_DATASET EXTRACT_
================================
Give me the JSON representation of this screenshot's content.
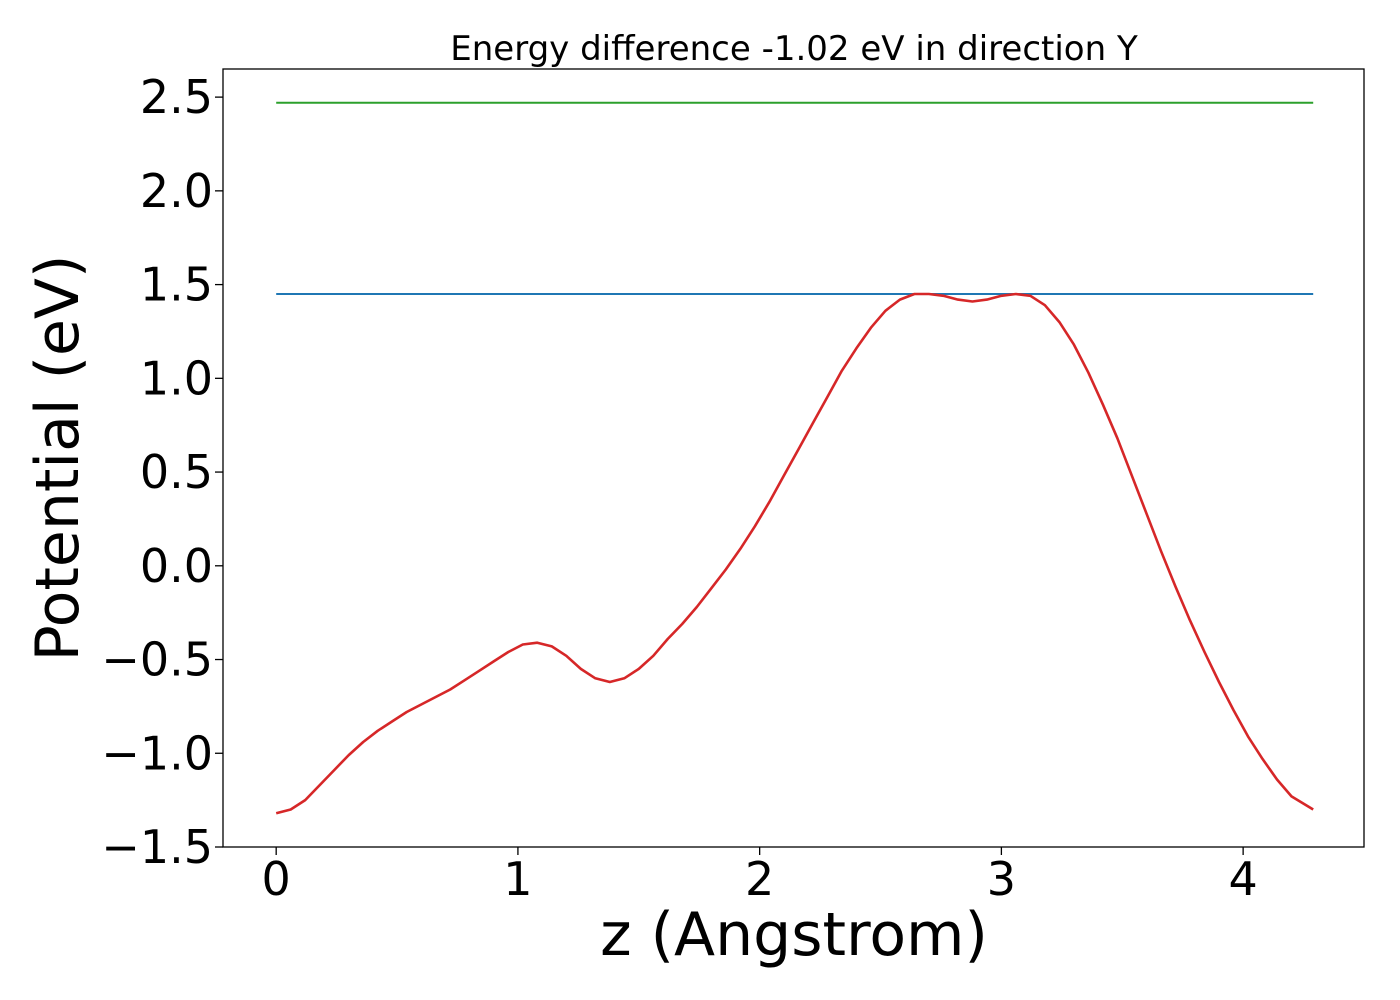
{
  "chart_data": {
    "type": "line",
    "title": "Energy difference -1.02 eV in direction Y",
    "xlabel": "z (Angstrom)",
    "ylabel": "Potential (eV)",
    "xlim": [
      -0.22,
      4.5
    ],
    "ylim": [
      -1.5,
      2.65
    ],
    "xticks": [
      0,
      1,
      2,
      3,
      4
    ],
    "xtick_labels": [
      "0",
      "1",
      "2",
      "3",
      "4"
    ],
    "yticks": [
      -1.5,
      -1.0,
      -0.5,
      0.0,
      0.5,
      1.0,
      1.5,
      2.0,
      2.5
    ],
    "ytick_labels": [
      "−1.5",
      "−1.0",
      "−0.5",
      "0.0",
      "0.5",
      "1.0",
      "1.5",
      "2.0",
      "2.5"
    ],
    "grid": false,
    "series": [
      {
        "color": "#2ca02c",
        "x": [
          0,
          4.29
        ],
        "y": [
          2.47,
          2.47
        ]
      },
      {
        "color": "#1f77b4",
        "x": [
          0,
          4.29
        ],
        "y": [
          1.45,
          1.45
        ]
      },
      {
        "color": "#d62728",
        "x": [
          0,
          0.06,
          0.12,
          0.18,
          0.24,
          0.3,
          0.36,
          0.42,
          0.48,
          0.54,
          0.6,
          0.66,
          0.72,
          0.78,
          0.84,
          0.9,
          0.96,
          1.02,
          1.08,
          1.14,
          1.2,
          1.26,
          1.32,
          1.38,
          1.44,
          1.5,
          1.56,
          1.62,
          1.68,
          1.74,
          1.8,
          1.86,
          1.92,
          1.98,
          2.04,
          2.1,
          2.16,
          2.22,
          2.28,
          2.34,
          2.4,
          2.46,
          2.52,
          2.58,
          2.64,
          2.7,
          2.76,
          2.82,
          2.88,
          2.94,
          3.0,
          3.06,
          3.12,
          3.18,
          3.24,
          3.3,
          3.36,
          3.42,
          3.48,
          3.54,
          3.6,
          3.66,
          3.72,
          3.78,
          3.84,
          3.9,
          3.96,
          4.02,
          4.08,
          4.14,
          4.2,
          4.29
        ],
        "y": [
          -1.32,
          -1.3,
          -1.25,
          -1.17,
          -1.09,
          -1.01,
          -0.94,
          -0.88,
          -0.83,
          -0.78,
          -0.74,
          -0.7,
          -0.66,
          -0.61,
          -0.56,
          -0.51,
          -0.46,
          -0.42,
          -0.41,
          -0.43,
          -0.48,
          -0.55,
          -0.6,
          -0.62,
          -0.6,
          -0.55,
          -0.48,
          -0.39,
          -0.31,
          -0.22,
          -0.12,
          -0.02,
          0.09,
          0.21,
          0.34,
          0.48,
          0.62,
          0.76,
          0.9,
          1.04,
          1.16,
          1.27,
          1.36,
          1.42,
          1.45,
          1.45,
          1.44,
          1.42,
          1.41,
          1.42,
          1.44,
          1.45,
          1.44,
          1.39,
          1.3,
          1.18,
          1.03,
          0.86,
          0.68,
          0.48,
          0.28,
          0.08,
          -0.11,
          -0.29,
          -0.46,
          -0.62,
          -0.77,
          -0.91,
          -1.03,
          -1.14,
          -1.23,
          -1.3
        ]
      }
    ]
  }
}
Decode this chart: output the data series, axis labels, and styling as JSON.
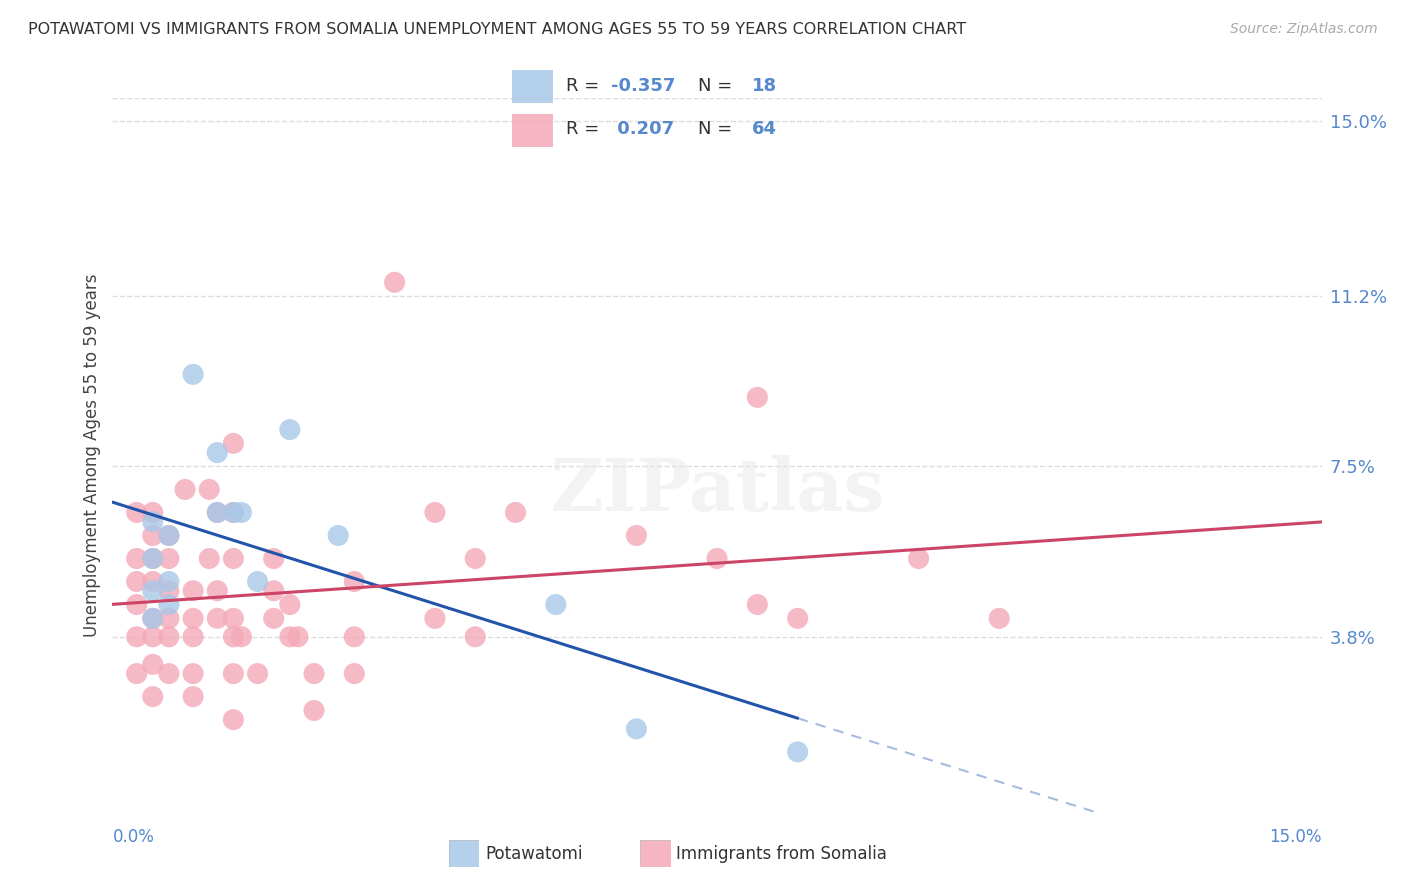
{
  "title": "POTAWATOMI VS IMMIGRANTS FROM SOMALIA UNEMPLOYMENT AMONG AGES 55 TO 59 YEARS CORRELATION CHART",
  "source_text": "Source: ZipAtlas.com",
  "ylabel": "Unemployment Among Ages 55 to 59 years",
  "ytick_labels": [
    "15.0%",
    "11.2%",
    "7.5%",
    "3.8%"
  ],
  "ytick_values": [
    0.15,
    0.112,
    0.075,
    0.038
  ],
  "xmin": 0.0,
  "xmax": 0.15,
  "ymin": 0.0,
  "ymax": 0.155,
  "legend_R1": "-0.357",
  "legend_N1": "18",
  "legend_R2": "0.207",
  "legend_N2": "64",
  "potawatomi_color": "#a8c8e8",
  "somalia_color": "#f4a8b8",
  "potawatomi_line_color": "#2255aa",
  "somalia_line_color": "#cc4466",
  "tick_color": "#5588cc",
  "grid_color": "#dddddd",
  "title_color": "#333333",
  "source_color": "#aaaaaa",
  "potawatomi_points": [
    [
      0.005,
      0.063
    ],
    [
      0.005,
      0.055
    ],
    [
      0.005,
      0.048
    ],
    [
      0.005,
      0.042
    ],
    [
      0.007,
      0.06
    ],
    [
      0.007,
      0.05
    ],
    [
      0.007,
      0.045
    ],
    [
      0.01,
      0.095
    ],
    [
      0.013,
      0.078
    ],
    [
      0.013,
      0.065
    ],
    [
      0.015,
      0.065
    ],
    [
      0.016,
      0.065
    ],
    [
      0.018,
      0.05
    ],
    [
      0.022,
      0.083
    ],
    [
      0.028,
      0.06
    ],
    [
      0.055,
      0.045
    ],
    [
      0.065,
      0.018
    ],
    [
      0.085,
      0.013
    ]
  ],
  "somalia_points": [
    [
      0.003,
      0.065
    ],
    [
      0.003,
      0.055
    ],
    [
      0.003,
      0.05
    ],
    [
      0.003,
      0.045
    ],
    [
      0.003,
      0.038
    ],
    [
      0.003,
      0.03
    ],
    [
      0.005,
      0.065
    ],
    [
      0.005,
      0.06
    ],
    [
      0.005,
      0.055
    ],
    [
      0.005,
      0.05
    ],
    [
      0.005,
      0.042
    ],
    [
      0.005,
      0.038
    ],
    [
      0.005,
      0.032
    ],
    [
      0.005,
      0.025
    ],
    [
      0.007,
      0.06
    ],
    [
      0.007,
      0.055
    ],
    [
      0.007,
      0.048
    ],
    [
      0.007,
      0.042
    ],
    [
      0.007,
      0.038
    ],
    [
      0.007,
      0.03
    ],
    [
      0.009,
      0.07
    ],
    [
      0.01,
      0.048
    ],
    [
      0.01,
      0.042
    ],
    [
      0.01,
      0.038
    ],
    [
      0.01,
      0.03
    ],
    [
      0.01,
      0.025
    ],
    [
      0.012,
      0.07
    ],
    [
      0.012,
      0.055
    ],
    [
      0.013,
      0.065
    ],
    [
      0.013,
      0.048
    ],
    [
      0.013,
      0.042
    ],
    [
      0.015,
      0.08
    ],
    [
      0.015,
      0.065
    ],
    [
      0.015,
      0.055
    ],
    [
      0.015,
      0.042
    ],
    [
      0.015,
      0.038
    ],
    [
      0.015,
      0.03
    ],
    [
      0.015,
      0.02
    ],
    [
      0.016,
      0.038
    ],
    [
      0.018,
      0.03
    ],
    [
      0.02,
      0.055
    ],
    [
      0.02,
      0.048
    ],
    [
      0.02,
      0.042
    ],
    [
      0.022,
      0.045
    ],
    [
      0.022,
      0.038
    ],
    [
      0.023,
      0.038
    ],
    [
      0.025,
      0.03
    ],
    [
      0.025,
      0.022
    ],
    [
      0.03,
      0.05
    ],
    [
      0.03,
      0.038
    ],
    [
      0.03,
      0.03
    ],
    [
      0.035,
      0.115
    ],
    [
      0.04,
      0.065
    ],
    [
      0.04,
      0.042
    ],
    [
      0.045,
      0.055
    ],
    [
      0.045,
      0.038
    ],
    [
      0.05,
      0.065
    ],
    [
      0.065,
      0.06
    ],
    [
      0.075,
      0.055
    ],
    [
      0.08,
      0.09
    ],
    [
      0.08,
      0.045
    ],
    [
      0.085,
      0.042
    ],
    [
      0.1,
      0.055
    ],
    [
      0.11,
      0.042
    ]
  ]
}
================================
The records above should be reproduced exactly, with no pictures included.

_FINISHED ANSWER_
Give me the JSON representation of this screenshot's content.
{
  "chart_data": {
    "type": "line",
    "title": "Energy difference -1.02 eV in direction Y",
    "xlabel": "z (Angstrom)",
    "ylabel": "Potential (eV)",
    "xlim": [
      -0.22,
      4.5
    ],
    "ylim": [
      -1.5,
      2.65
    ],
    "xticks": [
      0,
      1,
      2,
      3,
      4
    ],
    "xtick_labels": [
      "0",
      "1",
      "2",
      "3",
      "4"
    ],
    "yticks": [
      -1.5,
      -1.0,
      -0.5,
      0.0,
      0.5,
      1.0,
      1.5,
      2.0,
      2.5
    ],
    "ytick_labels": [
      "−1.5",
      "−1.0",
      "−0.5",
      "0.0",
      "0.5",
      "1.0",
      "1.5",
      "2.0",
      "2.5"
    ],
    "grid": false,
    "series": [
      {
        "color": "#2ca02c",
        "x": [
          0,
          4.29
        ],
        "y": [
          2.47,
          2.47
        ]
      },
      {
        "color": "#1f77b4",
        "x": [
          0,
          4.29
        ],
        "y": [
          1.45,
          1.45
        ]
      },
      {
        "color": "#d62728",
        "x": [
          0,
          0.06,
          0.12,
          0.18,
          0.24,
          0.3,
          0.36,
          0.42,
          0.48,
          0.54,
          0.6,
          0.66,
          0.72,
          0.78,
          0.84,
          0.9,
          0.96,
          1.02,
          1.08,
          1.14,
          1.2,
          1.26,
          1.32,
          1.38,
          1.44,
          1.5,
          1.56,
          1.62,
          1.68,
          1.74,
          1.8,
          1.86,
          1.92,
          1.98,
          2.04,
          2.1,
          2.16,
          2.22,
          2.28,
          2.34,
          2.4,
          2.46,
          2.52,
          2.58,
          2.64,
          2.7,
          2.76,
          2.82,
          2.88,
          2.94,
          3.0,
          3.06,
          3.12,
          3.18,
          3.24,
          3.3,
          3.36,
          3.42,
          3.48,
          3.54,
          3.6,
          3.66,
          3.72,
          3.78,
          3.84,
          3.9,
          3.96,
          4.02,
          4.08,
          4.14,
          4.2,
          4.29
        ],
        "y": [
          -1.32,
          -1.3,
          -1.25,
          -1.17,
          -1.09,
          -1.01,
          -0.94,
          -0.88,
          -0.83,
          -0.78,
          -0.74,
          -0.7,
          -0.66,
          -0.61,
          -0.56,
          -0.51,
          -0.46,
          -0.42,
          -0.41,
          -0.43,
          -0.48,
          -0.55,
          -0.6,
          -0.62,
          -0.6,
          -0.55,
          -0.48,
          -0.39,
          -0.31,
          -0.22,
          -0.12,
          -0.02,
          0.09,
          0.21,
          0.34,
          0.48,
          0.62,
          0.76,
          0.9,
          1.04,
          1.16,
          1.27,
          1.36,
          1.42,
          1.45,
          1.45,
          1.44,
          1.42,
          1.41,
          1.42,
          1.44,
          1.45,
          1.44,
          1.39,
          1.3,
          1.18,
          1.03,
          0.86,
          0.68,
          0.48,
          0.28,
          0.08,
          -0.11,
          -0.29,
          -0.46,
          -0.62,
          -0.77,
          -0.91,
          -1.03,
          -1.14,
          -1.23,
          -1.3
        ]
      }
    ]
  }
}
Decode this chart: output the data series, axis labels, and styling as JSON.
{
  "title": "POTAWATOMI VS IMMIGRANTS FROM SOMALIA UNEMPLOYMENT AMONG AGES 55 TO 59 YEARS CORRELATION CHART",
  "source_text": "Source: ZipAtlas.com",
  "ylabel": "Unemployment Among Ages 55 to 59 years",
  "ytick_labels": [
    "15.0%",
    "11.2%",
    "7.5%",
    "3.8%"
  ],
  "ytick_values": [
    0.15,
    0.112,
    0.075,
    0.038
  ],
  "xmin": 0.0,
  "xmax": 0.15,
  "ymin": 0.0,
  "ymax": 0.155,
  "legend_R1": "-0.357",
  "legend_N1": "18",
  "legend_R2": "0.207",
  "legend_N2": "64",
  "potawatomi_color": "#a8c8e8",
  "somalia_color": "#f4a8b8",
  "potawatomi_line_color": "#2255aa",
  "somalia_line_color": "#cc4466",
  "tick_color": "#5588cc",
  "grid_color": "#dddddd",
  "title_color": "#333333",
  "source_color": "#aaaaaa",
  "potawatomi_points": [
    [
      0.005,
      0.063
    ],
    [
      0.005,
      0.055
    ],
    [
      0.005,
      0.048
    ],
    [
      0.005,
      0.042
    ],
    [
      0.007,
      0.06
    ],
    [
      0.007,
      0.05
    ],
    [
      0.007,
      0.045
    ],
    [
      0.01,
      0.095
    ],
    [
      0.013,
      0.078
    ],
    [
      0.013,
      0.065
    ],
    [
      0.015,
      0.065
    ],
    [
      0.016,
      0.065
    ],
    [
      0.018,
      0.05
    ],
    [
      0.022,
      0.083
    ],
    [
      0.028,
      0.06
    ],
    [
      0.055,
      0.045
    ],
    [
      0.065,
      0.018
    ],
    [
      0.085,
      0.013
    ]
  ],
  "somalia_points": [
    [
      0.003,
      0.065
    ],
    [
      0.003,
      0.055
    ],
    [
      0.003,
      0.05
    ],
    [
      0.003,
      0.045
    ],
    [
      0.003,
      0.038
    ],
    [
      0.003,
      0.03
    ],
    [
      0.005,
      0.065
    ],
    [
      0.005,
      0.06
    ],
    [
      0.005,
      0.055
    ],
    [
      0.005,
      0.05
    ],
    [
      0.005,
      0.042
    ],
    [
      0.005,
      0.038
    ],
    [
      0.005,
      0.032
    ],
    [
      0.005,
      0.025
    ],
    [
      0.007,
      0.06
    ],
    [
      0.007,
      0.055
    ],
    [
      0.007,
      0.048
    ],
    [
      0.007,
      0.042
    ],
    [
      0.007,
      0.038
    ],
    [
      0.007,
      0.03
    ],
    [
      0.009,
      0.07
    ],
    [
      0.01,
      0.048
    ],
    [
      0.01,
      0.042
    ],
    [
      0.01,
      0.038
    ],
    [
      0.01,
      0.03
    ],
    [
      0.01,
      0.025
    ],
    [
      0.012,
      0.07
    ],
    [
      0.012,
      0.055
    ],
    [
      0.013,
      0.065
    ],
    [
      0.013,
      0.048
    ],
    [
      0.013,
      0.042
    ],
    [
      0.015,
      0.08
    ],
    [
      0.015,
      0.065
    ],
    [
      0.015,
      0.055
    ],
    [
      0.015,
      0.042
    ],
    [
      0.015,
      0.038
    ],
    [
      0.015,
      0.03
    ],
    [
      0.015,
      0.02
    ],
    [
      0.016,
      0.038
    ],
    [
      0.018,
      0.03
    ],
    [
      0.02,
      0.055
    ],
    [
      0.02,
      0.048
    ],
    [
      0.02,
      0.042
    ],
    [
      0.022,
      0.045
    ],
    [
      0.022,
      0.038
    ],
    [
      0.023,
      0.038
    ],
    [
      0.025,
      0.03
    ],
    [
      0.025,
      0.022
    ],
    [
      0.03,
      0.05
    ],
    [
      0.03,
      0.038
    ],
    [
      0.03,
      0.03
    ],
    [
      0.035,
      0.115
    ],
    [
      0.04,
      0.065
    ],
    [
      0.04,
      0.042
    ],
    [
      0.045,
      0.055
    ],
    [
      0.045,
      0.038
    ],
    [
      0.05,
      0.065
    ],
    [
      0.065,
      0.06
    ],
    [
      0.075,
      0.055
    ],
    [
      0.08,
      0.09
    ],
    [
      0.08,
      0.045
    ],
    [
      0.085,
      0.042
    ],
    [
      0.1,
      0.055
    ],
    [
      0.11,
      0.042
    ]
  ]
}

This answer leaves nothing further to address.